## Work to complete
Search the data below for the string "Agreement". Extract every line that contains it.

## Input data
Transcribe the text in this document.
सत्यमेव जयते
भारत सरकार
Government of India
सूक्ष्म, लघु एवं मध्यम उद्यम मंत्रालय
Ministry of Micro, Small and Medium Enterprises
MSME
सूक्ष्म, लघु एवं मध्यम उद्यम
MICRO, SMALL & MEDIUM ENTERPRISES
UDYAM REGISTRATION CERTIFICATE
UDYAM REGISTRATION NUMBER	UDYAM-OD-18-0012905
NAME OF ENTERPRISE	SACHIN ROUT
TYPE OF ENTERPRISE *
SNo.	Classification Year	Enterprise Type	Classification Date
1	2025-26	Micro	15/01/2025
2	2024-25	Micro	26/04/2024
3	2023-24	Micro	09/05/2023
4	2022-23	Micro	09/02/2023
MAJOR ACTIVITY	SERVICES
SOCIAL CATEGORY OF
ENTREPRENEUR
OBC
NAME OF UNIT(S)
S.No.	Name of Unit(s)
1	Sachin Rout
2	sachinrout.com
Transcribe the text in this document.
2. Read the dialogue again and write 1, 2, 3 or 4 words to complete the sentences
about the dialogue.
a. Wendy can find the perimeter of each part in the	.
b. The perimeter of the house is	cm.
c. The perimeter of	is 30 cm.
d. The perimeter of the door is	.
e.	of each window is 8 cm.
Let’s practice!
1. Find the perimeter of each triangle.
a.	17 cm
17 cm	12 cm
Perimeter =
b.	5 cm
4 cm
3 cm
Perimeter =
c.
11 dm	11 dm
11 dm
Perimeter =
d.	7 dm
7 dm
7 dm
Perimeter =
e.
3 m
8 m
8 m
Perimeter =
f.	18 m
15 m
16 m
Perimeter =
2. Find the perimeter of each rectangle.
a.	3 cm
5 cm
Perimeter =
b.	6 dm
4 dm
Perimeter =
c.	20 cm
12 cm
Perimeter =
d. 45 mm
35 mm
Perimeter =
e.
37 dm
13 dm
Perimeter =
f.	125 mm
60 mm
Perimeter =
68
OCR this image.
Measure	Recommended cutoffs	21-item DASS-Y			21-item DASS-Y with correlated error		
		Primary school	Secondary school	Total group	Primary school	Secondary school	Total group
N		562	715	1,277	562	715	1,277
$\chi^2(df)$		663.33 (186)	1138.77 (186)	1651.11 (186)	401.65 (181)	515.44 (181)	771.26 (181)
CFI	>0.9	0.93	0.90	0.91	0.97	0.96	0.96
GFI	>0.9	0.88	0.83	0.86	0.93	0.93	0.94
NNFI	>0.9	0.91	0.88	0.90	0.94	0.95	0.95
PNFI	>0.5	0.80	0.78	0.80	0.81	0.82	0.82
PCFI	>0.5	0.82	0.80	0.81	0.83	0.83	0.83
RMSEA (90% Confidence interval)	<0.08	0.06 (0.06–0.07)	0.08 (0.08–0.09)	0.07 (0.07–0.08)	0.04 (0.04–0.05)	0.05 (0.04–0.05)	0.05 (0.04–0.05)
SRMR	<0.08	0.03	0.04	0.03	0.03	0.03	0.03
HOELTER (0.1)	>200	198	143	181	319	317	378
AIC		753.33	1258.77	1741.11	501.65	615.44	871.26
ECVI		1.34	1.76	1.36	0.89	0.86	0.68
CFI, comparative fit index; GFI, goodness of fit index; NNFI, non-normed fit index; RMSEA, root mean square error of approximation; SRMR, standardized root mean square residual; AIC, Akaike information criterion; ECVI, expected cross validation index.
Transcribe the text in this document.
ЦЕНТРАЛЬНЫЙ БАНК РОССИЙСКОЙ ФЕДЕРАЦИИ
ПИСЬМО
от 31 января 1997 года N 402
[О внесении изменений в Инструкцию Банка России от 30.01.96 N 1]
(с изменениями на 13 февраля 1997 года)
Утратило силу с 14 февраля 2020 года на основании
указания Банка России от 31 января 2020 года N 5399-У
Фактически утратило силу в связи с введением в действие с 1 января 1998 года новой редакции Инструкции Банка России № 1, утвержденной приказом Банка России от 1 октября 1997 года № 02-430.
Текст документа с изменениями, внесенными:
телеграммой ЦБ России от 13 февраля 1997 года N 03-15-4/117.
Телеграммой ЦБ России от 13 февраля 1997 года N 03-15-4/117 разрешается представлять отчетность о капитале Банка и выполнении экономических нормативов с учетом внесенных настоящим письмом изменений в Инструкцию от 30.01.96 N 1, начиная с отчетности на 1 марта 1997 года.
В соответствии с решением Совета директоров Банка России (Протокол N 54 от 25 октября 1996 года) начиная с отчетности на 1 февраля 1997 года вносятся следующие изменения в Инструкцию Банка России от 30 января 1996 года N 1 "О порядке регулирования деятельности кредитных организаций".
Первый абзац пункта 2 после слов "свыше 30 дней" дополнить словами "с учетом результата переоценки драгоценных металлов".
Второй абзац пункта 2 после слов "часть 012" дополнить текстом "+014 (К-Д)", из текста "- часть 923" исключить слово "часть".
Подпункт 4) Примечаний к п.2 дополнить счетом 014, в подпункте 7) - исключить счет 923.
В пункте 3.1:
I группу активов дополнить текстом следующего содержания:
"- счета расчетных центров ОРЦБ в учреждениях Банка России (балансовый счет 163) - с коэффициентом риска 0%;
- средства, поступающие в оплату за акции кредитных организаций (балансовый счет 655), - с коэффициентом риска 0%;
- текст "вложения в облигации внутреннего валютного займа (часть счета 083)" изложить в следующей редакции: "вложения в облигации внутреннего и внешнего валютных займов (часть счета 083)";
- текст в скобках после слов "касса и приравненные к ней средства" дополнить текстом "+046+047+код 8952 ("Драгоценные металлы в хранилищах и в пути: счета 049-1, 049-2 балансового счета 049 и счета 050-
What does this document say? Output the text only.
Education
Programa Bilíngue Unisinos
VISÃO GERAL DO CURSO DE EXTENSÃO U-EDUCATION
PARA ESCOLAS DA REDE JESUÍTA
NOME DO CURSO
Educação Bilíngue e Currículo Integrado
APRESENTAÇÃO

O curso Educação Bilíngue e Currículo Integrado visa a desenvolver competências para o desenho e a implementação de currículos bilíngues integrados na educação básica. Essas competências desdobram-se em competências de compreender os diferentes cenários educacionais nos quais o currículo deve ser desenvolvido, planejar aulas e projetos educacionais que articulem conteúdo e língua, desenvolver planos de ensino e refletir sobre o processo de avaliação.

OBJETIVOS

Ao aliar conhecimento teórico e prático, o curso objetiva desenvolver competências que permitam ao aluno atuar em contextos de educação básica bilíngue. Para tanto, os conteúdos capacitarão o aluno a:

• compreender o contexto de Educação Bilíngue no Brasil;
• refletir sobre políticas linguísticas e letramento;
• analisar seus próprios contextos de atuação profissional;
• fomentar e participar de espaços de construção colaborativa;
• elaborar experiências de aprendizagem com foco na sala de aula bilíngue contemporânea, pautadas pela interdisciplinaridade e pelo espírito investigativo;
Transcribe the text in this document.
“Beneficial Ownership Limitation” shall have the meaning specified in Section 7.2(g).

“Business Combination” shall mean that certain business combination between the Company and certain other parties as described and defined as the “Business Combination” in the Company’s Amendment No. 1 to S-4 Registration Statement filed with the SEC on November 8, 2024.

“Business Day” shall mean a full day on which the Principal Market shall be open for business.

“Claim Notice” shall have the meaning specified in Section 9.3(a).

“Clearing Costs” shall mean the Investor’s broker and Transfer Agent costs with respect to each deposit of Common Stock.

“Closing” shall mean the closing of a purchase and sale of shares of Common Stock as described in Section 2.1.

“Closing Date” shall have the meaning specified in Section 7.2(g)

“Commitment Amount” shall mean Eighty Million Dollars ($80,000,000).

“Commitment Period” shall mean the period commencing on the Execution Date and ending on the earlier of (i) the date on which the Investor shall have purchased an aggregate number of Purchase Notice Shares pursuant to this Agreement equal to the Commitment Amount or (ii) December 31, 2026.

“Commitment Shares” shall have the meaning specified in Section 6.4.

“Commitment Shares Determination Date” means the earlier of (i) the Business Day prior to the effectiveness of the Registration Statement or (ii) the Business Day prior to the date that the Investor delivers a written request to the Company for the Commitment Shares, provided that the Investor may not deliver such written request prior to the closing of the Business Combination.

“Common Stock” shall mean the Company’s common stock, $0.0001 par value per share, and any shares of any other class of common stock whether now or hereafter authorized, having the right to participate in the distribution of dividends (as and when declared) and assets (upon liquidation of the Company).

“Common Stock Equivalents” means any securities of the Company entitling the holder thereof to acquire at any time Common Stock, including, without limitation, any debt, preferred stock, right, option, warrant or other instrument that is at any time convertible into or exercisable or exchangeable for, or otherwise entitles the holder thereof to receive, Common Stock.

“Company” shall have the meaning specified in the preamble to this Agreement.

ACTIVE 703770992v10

## Result for this task
“Commitment Period” shall mean the period commencing on the Execution Date and ending on the earlier of (i) the date on which the Investor shall have purchased an aggregate number of Purchase Notice Shares pursuant to this Agreement equal to the Commitment Amount or (ii) December 31, 2026.
“Company” shall have the meaning specified in the preamble to this Agreement.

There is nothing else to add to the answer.